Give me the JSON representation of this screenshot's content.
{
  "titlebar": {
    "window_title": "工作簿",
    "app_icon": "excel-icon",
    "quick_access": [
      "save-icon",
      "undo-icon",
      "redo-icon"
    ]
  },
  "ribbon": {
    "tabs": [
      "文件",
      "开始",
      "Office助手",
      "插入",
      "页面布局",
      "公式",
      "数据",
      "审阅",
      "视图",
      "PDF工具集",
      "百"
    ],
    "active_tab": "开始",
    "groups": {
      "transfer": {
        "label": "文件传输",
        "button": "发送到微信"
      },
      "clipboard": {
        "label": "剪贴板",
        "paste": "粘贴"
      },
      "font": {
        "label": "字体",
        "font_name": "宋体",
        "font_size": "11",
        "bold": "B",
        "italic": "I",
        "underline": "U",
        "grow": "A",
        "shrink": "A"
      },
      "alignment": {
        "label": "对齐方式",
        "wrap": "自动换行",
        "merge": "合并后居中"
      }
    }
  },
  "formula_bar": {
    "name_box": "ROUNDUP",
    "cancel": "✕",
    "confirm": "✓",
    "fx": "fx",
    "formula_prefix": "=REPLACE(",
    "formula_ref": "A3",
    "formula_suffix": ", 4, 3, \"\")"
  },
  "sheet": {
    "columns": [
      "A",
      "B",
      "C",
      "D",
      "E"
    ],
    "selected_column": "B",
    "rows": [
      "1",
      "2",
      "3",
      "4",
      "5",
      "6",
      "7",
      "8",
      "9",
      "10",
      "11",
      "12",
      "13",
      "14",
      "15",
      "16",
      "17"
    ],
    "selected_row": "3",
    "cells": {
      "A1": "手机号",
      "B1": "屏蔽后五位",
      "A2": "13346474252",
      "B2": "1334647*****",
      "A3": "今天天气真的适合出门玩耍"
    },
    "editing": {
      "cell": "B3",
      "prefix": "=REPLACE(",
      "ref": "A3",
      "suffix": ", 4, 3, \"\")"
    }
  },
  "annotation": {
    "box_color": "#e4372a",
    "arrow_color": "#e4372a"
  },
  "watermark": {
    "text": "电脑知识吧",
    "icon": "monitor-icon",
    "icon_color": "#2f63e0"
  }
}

------------------------

▶ _The request_: Find every line above that contains the word "REPLACE", and return each one.

▶ _Answer to the problem_:
    "formula_prefix": "=REPLACE(",
      "prefix": "=REPLACE(",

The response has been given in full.